WHAT THIS TASK INVOLVES —
Produce an exact copy of the lines from the line that contains "What's the underlying" to the end of the listing below.

# Start of DATA SHOWN

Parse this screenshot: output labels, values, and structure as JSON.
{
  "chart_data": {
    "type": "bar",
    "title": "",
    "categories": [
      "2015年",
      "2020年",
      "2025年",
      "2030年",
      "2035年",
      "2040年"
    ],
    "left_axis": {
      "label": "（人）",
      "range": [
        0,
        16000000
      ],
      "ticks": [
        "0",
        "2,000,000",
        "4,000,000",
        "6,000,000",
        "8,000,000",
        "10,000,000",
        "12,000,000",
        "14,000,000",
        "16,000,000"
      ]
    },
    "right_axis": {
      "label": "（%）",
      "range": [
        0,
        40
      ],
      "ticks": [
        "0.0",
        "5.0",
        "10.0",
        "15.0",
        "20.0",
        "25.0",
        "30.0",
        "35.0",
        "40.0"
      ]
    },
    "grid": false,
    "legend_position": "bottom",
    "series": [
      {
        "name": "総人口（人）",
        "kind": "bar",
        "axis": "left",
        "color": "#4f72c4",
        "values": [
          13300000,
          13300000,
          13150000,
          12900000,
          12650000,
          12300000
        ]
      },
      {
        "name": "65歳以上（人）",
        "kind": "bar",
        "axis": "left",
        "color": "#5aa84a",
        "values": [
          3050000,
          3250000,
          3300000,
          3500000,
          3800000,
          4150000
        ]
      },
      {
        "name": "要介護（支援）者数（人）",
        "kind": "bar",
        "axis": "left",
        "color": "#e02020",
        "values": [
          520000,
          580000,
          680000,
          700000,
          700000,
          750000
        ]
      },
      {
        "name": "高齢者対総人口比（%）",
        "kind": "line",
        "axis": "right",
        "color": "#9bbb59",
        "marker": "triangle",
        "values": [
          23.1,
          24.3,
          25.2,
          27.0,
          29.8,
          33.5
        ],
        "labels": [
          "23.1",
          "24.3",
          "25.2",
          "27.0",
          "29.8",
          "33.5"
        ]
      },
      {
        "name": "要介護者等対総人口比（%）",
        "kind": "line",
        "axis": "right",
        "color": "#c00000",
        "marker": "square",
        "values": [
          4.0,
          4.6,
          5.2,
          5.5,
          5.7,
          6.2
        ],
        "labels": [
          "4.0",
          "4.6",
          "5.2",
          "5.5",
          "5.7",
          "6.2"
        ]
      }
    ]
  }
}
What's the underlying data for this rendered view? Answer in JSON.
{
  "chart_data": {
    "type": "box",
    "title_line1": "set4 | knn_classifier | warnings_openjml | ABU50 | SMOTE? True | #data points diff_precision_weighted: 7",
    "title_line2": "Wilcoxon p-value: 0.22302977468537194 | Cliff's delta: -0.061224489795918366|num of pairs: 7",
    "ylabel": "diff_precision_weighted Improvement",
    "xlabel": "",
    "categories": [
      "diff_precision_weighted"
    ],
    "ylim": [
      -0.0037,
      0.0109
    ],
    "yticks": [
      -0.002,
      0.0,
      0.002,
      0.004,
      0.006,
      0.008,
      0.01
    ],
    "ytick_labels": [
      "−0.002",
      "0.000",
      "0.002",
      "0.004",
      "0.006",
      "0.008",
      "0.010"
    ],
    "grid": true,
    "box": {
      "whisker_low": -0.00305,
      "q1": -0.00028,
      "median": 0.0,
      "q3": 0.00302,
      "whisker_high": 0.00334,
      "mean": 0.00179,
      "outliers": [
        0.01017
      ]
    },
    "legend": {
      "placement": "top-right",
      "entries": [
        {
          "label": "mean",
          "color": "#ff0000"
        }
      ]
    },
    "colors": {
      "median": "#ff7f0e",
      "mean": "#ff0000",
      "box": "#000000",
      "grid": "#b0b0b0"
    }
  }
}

# End of DATA SHOWN

TASK SOLUTION —
What's the underlying data for this rendered view? Answer in JSON.
{
  "chart_data": {
    "type": "box",
    "title_line1": "set4 | knn_classifier | warnings_openjml | ABU50 | SMOTE? True | #data points diff_precision_weighted: 7",
    "title_line2": "Wilcoxon p-value: 0.22302977468537194 | Cliff's delta: -0.061224489795918366|num of pairs: 7",
    "ylabel": "diff_precision_weighted Improvement",
    "xlabel": "",
    "categories": [
      "diff_precision_weighted"
    ],
    "ylim": [
      -0.0037,
      0.0109
    ],
    "yticks": [
      -0.002,
      0.0,
      0.002,
      0.004,
      0.006,
      0.008,
      0.01
    ],
    "ytick_labels": [
      "−0.002",
      "0.000",
      "0.002",
      "0.004",
      "0.006",
      "0.008",
      "0.010"
    ],
    "grid": true,
    "box": {
      "whisker_low": -0.00305,
      "q1": -0.00028,
      "median": 0.0,
      "q3": 0.00302,
      "whisker_high": 0.00334,
      "mean": 0.00179,
      "outliers": [
        0.01017
      ]
    },
    "legend": {
      "placement": "top-right",
      "entries": [
        {
          "label": "mean",
          "color": "#ff0000"
        }
      ]
    },
    "colors": {
      "median": "#ff7f0e",
      "mean": "#ff0000",
      "box": "#000000",
      "grid": "#b0b0b0"
    }
  }
}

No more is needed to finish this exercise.